start EXCERPT TO READ

17. The system of claim 15, wherein the file generator sorts the
files within the one or more directories via user-defined sort
criteria.
18. The system of claim 15, wherein the database transaction commit
service processes each file as soon as it is detected as being
placed in the one or more directories.
19. The system of claim 15, wherein the database transaction commit
service scans the one or more directories for the files at
user-defined intervals.
20. The system of claim 15, wherein the database transaction commit
service takes checkpoints each time a particular file and its
unprocessed database transaction has been successfully committed to
the database for processing.
Description
BACKGROUND
[0001] One important aspect of Active Data Warehousing (ADW) is the
support of mission-critical applications, which usually have very
stringent requirements in performance, availability, accessibility,
and recoverability. In fact, it becomes even more complicated when
data from different sources with different types of data (e.g.,
files, tables, queues, etc.) are required to be filtered,
transformed, synchronized, and/or merged at the right time based on
their relationships and then delivered to the data warehouse in a
timely manner or in real time.
[0002] With traditional ADW solutions, transaction processing is
usually queue-oriented, which means transactions are usually stored
as messages within queues (such as Microsoft.RTM. Message Queuing
(MSMQ), Enterprise Application Integration (EAI), TIBCO.RTM.
Queuing Services, etc.) and processed in a first-in first-out
(FIFO) manner. Each of such messages can contain a set of records
that represent a transaction or a so called "unit of work," which
can be targeted to different database tables. In most of the Online
Transaction Processing (OLTP) type processing techniques that are
utilized today, a function is usually provided to read messages
from a queue and present the records associated with these messages
to a loading function on a record-by-record basis. In certain
cases, these records need to be filtered, transformed, or cleansed
in between the read step and the load step. These functional steps
are mostly performed in a serial manner, especially when records in
a transaction are order sensitive. While this single-threaded FIFO
transaction processing is common practice for ADW solutions today,
this approach inhibits parallel processing and scalability.
[0003] Thus, improved mechanisms for database processing are needed
to reflect the real-time nature of transactions that enterprises
experience today and to provide enterprises with up-to-date
information and data analysis.
SUMMARY
[0004] In various embodiments, techniques for real-time database
processing are provided. More particularly, a method for real-time
database processing is provided. Specifically, a directory is
scanned for database transactions that are defined in files, which
are located in the directory. Next, each of the files, within the
directory, is processed in a user-defined order to a database.
Finally, a checkpoint operation is initiated to indicate each of
the files have been processed to the database.
BRIEF DESCRIPTION OF THE DRAWINGS
[0005] FIG. 1 is a diagram of a method for real-time database
processing, according to an example embodiment.
[0006] FIG. 2 is a diagram of another method for real-time database
processing, according to an example embodiment.
[0007] FIG. 3 is a diagram of a real-time database processing
system, according to an example embodiment.
DETAILED DESCRIPTION
[0008] FIG. 1 is a diagram of a method 1 00 for real-time database
processing, according to an example embodiment. The method 100
(herein after referred to as "real-time database transaction
processing service") is implemented in machine-accessible or
computer-readable storage medium as instructions that are executed
by one or more machines (processors, computers, etc.). Moreover,
the real-time database transaction processing service is accessible
over a network. The network may be wired, wireless, or a
combination of wired and wireless.

end EXCERPT TO READ
start DATA

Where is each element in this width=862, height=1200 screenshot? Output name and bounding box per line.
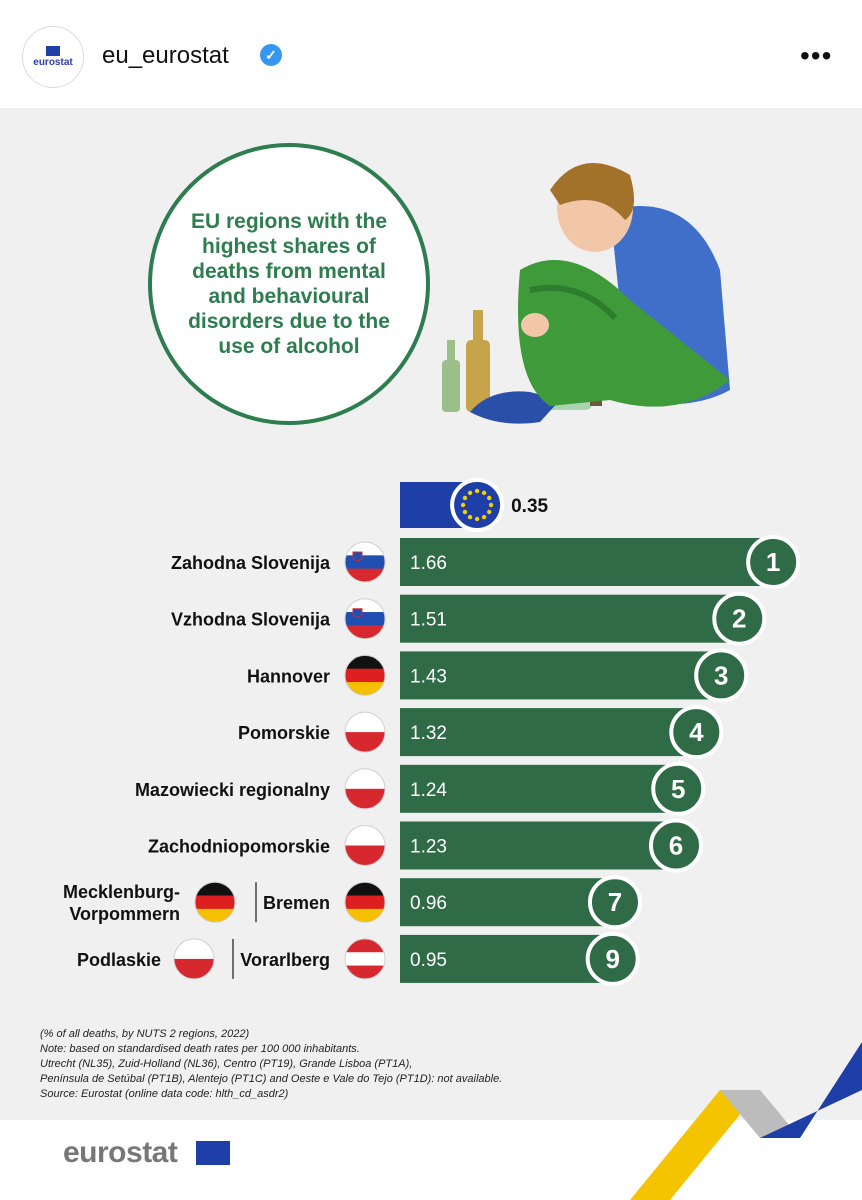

end DATA

EXERCISE REQUIREMENTS> Transcribe the stretch of the patent excerpt from "[0006] FIG. 2" through "system, according to an example embodiment.". The material has no connection to the patent excerpt on real-time database processing.

RESULT FOR THIS TASK>
[0006] FIG. 2 is a diagram of another method for real-time database
processing, according to an example embodiment.
[0007] FIG. 3 is a diagram of a real-time database processing
system, according to an example embodiment.